- [GOAL] Show all lines holding the string "name".
───── RECORD EXCERPTS
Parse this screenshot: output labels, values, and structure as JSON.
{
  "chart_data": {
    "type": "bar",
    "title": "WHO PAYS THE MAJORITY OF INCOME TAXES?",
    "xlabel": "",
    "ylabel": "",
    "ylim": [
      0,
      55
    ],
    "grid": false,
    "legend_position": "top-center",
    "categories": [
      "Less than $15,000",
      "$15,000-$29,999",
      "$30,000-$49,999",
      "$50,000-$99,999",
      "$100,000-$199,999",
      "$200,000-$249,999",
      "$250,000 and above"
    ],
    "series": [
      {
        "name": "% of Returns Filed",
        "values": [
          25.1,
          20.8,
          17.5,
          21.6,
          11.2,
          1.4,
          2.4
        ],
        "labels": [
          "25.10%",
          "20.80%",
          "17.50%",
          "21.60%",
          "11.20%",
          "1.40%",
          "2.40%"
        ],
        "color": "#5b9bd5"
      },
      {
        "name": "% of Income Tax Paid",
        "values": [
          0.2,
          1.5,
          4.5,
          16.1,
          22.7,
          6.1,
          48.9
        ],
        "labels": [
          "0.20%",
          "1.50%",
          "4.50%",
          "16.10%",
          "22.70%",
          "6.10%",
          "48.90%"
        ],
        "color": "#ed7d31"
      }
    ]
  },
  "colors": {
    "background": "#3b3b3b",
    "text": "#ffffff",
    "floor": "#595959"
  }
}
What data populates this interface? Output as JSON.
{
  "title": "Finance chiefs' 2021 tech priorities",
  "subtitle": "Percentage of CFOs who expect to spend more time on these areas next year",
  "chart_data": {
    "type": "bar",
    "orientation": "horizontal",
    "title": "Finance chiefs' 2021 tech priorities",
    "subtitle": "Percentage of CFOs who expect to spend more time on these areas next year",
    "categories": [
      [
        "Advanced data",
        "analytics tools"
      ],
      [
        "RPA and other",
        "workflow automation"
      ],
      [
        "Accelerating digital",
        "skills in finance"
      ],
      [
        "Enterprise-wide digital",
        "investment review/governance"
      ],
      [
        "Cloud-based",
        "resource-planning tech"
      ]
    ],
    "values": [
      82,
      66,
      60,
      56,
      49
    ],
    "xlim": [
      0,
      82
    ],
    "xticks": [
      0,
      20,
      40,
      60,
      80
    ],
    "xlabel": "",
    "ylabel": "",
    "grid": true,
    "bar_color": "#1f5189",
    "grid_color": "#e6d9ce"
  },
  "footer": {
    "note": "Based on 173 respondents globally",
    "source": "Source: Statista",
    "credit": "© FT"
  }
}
──────────
- [CORRECT RESULT]
        "name": "% of Returns Filed",
        "name": "% of Income Tax Paid",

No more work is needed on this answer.